##### Extracted material #####

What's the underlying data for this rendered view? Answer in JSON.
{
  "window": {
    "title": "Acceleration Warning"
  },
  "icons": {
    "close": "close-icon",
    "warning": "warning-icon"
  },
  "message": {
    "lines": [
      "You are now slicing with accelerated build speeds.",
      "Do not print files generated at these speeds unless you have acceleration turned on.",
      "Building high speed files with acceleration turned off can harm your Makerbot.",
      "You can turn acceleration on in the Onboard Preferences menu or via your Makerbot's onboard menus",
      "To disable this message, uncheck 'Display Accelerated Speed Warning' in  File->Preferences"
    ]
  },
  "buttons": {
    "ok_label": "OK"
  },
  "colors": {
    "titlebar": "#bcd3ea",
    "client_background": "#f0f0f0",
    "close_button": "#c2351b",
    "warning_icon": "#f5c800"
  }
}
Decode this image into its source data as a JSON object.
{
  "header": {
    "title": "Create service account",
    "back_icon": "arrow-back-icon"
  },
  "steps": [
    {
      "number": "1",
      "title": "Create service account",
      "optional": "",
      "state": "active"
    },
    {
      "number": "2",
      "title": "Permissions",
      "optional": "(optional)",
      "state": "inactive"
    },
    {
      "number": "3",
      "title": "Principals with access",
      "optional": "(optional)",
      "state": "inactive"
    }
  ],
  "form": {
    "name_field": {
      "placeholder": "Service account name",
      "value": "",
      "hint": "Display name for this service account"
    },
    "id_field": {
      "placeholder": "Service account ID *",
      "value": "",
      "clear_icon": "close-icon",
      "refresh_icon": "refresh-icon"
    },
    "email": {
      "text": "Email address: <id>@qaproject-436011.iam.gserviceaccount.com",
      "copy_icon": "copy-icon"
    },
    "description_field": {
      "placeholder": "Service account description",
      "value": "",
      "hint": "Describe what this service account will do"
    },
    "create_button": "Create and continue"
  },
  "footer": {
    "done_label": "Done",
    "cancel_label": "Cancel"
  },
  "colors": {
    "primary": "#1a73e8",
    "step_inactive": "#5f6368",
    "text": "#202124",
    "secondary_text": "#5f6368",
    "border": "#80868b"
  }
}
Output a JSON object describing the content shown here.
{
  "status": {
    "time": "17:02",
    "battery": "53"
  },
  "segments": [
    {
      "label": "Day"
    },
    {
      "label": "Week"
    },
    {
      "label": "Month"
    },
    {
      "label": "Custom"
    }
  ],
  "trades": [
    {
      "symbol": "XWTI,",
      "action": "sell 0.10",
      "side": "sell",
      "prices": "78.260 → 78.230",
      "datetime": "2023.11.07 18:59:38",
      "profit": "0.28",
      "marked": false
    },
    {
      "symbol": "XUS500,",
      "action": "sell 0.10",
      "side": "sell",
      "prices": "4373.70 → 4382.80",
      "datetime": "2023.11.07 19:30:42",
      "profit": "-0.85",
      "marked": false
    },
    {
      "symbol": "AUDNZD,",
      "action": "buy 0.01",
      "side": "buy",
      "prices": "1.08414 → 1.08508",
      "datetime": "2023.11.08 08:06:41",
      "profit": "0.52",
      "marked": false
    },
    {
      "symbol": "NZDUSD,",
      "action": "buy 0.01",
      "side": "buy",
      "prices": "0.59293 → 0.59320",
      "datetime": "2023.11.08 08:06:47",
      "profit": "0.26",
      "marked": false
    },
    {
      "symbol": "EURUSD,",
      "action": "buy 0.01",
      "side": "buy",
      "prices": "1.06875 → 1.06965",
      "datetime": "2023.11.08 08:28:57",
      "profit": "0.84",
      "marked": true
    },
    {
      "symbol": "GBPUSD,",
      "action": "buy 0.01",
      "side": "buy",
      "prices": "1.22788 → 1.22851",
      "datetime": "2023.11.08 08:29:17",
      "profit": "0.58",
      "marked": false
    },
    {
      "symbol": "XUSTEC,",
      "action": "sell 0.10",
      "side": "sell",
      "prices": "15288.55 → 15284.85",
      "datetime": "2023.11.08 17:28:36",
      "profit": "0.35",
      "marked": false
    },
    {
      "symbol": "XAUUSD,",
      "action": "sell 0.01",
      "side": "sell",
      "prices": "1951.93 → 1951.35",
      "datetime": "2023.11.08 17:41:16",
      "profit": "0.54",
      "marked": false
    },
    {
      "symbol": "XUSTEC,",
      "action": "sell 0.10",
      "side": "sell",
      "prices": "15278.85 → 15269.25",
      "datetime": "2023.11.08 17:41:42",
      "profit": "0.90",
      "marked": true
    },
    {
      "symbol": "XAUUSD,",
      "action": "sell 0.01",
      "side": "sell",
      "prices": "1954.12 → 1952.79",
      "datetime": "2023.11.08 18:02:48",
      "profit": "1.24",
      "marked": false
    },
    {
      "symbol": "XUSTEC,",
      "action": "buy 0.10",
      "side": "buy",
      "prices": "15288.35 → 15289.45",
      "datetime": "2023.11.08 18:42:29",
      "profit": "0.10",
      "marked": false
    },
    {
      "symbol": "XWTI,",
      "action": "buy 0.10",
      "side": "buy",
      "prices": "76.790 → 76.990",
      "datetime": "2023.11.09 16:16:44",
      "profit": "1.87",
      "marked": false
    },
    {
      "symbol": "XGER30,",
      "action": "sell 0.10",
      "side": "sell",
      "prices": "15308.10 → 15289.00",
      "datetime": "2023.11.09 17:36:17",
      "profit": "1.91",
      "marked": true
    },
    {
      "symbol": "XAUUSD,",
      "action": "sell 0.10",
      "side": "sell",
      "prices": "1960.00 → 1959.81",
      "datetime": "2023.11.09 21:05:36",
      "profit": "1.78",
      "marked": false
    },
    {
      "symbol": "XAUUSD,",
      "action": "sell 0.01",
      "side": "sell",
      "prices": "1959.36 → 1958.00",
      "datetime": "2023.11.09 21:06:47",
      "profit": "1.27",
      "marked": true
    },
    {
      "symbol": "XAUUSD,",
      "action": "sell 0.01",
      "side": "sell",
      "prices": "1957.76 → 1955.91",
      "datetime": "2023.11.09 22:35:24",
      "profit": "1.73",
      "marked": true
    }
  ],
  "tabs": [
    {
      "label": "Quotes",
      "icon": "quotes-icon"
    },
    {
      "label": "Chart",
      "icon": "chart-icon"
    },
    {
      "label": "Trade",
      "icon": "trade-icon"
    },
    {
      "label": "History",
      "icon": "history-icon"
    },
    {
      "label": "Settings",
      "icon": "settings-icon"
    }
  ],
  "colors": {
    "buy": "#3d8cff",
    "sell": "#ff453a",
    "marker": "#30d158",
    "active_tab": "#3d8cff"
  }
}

#####

Written task> Only the number is required: the count of lines containing the word "turned".

Output of the exercise> 2